I wish I didn't enjoy smoking.

Of course, I'm aware that it is a ridiculous habit. That to deliberately purse your lips over a slender paper-clad stick of doom and willingly inhale its wispy poisonous tendrils in one tiny tobacco-infused step after another towards an inevitable tar-choked lung-rattling death deserves no sympathy, only a self-righteous and entirely justified mocking despair. Tut. Tut. Tut. You are going to DIE and die HORRIBLY. And it's All Your Fault.

Yep. I know.

But the fact is that I do. Enjoy it.

I've read Allen Carr's Easyway to Stop Smoking For Eva and Eva Amen a couple of times now. The supposed myth-busting book about the realities of cigarette addiction that "reveals" to the reader that what they think of as a relaxing or social or mind-focusing or any other delusional-benefit habit is in fact all about one thing.

Nicotine addiction.

No shit, Sherlock.

--*--

Work to complete:
1. In the passage on smoking, what does the writer say Allen Carr's book reveals the habit to be all about?
2. Reproduce everything in the passage on smoking from "I've read Allen" down to "about one thing.", word for word.

Saved data entries:
--*--

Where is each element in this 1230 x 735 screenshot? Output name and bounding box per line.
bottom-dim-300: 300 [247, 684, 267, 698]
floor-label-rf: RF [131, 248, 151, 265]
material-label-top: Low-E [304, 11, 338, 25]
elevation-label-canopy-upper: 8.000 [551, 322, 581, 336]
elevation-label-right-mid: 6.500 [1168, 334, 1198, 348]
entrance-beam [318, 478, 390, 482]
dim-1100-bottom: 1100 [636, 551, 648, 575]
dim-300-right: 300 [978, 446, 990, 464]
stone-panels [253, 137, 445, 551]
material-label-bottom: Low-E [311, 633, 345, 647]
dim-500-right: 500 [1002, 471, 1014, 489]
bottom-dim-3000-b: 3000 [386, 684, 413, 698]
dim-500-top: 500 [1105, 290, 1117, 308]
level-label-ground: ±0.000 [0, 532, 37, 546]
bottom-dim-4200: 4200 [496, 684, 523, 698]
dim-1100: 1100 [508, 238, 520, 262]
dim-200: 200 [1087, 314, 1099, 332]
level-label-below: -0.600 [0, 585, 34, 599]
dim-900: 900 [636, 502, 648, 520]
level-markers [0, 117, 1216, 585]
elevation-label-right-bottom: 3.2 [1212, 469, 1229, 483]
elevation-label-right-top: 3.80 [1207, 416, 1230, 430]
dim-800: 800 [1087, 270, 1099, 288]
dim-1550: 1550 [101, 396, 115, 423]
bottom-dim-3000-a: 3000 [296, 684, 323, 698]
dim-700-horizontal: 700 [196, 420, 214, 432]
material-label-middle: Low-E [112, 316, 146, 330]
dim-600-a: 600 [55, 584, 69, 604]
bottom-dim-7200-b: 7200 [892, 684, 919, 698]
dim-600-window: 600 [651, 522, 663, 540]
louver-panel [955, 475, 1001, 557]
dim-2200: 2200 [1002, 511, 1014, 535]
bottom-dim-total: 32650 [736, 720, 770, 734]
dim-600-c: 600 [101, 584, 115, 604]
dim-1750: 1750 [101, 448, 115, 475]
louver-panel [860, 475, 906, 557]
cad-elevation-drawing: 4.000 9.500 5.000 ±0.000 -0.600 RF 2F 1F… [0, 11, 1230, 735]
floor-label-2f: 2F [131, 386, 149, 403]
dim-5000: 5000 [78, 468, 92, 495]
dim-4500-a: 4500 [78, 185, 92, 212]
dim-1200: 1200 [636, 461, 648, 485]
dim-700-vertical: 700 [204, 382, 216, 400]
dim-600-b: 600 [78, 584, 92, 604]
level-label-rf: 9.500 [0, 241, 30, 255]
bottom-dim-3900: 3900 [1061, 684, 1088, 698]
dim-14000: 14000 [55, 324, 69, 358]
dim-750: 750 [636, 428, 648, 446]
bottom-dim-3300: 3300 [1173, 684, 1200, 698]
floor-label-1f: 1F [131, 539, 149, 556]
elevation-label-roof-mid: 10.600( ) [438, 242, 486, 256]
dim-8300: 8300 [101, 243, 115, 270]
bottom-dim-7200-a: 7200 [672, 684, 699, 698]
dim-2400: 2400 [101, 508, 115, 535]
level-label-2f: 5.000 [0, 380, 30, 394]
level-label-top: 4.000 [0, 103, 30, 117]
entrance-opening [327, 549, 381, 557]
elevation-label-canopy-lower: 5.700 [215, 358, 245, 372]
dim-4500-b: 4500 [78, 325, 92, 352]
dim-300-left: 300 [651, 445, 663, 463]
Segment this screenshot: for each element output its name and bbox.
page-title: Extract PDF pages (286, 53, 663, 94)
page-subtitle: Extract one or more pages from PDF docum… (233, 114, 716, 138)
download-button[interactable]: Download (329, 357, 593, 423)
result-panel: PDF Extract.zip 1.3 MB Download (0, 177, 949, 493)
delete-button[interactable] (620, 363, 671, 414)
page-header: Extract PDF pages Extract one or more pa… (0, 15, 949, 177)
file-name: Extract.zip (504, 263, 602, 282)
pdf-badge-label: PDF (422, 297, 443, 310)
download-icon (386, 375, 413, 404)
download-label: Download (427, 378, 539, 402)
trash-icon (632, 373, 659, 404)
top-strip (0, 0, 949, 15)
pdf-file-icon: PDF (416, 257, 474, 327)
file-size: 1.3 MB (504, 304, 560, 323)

--*--

Results in order:
1. Nicotine addiction.

2.
I've read Allen Carr's Easyway to Stop Smoking For Eva and Eva Amen a couple of times now. The supposed myth-busting book about the realities of cigarette addiction that "reveals" to the reader that what they think of as a relaxing or social or mind-focusing or any other delusional-benefit habit is in fact all about one thing.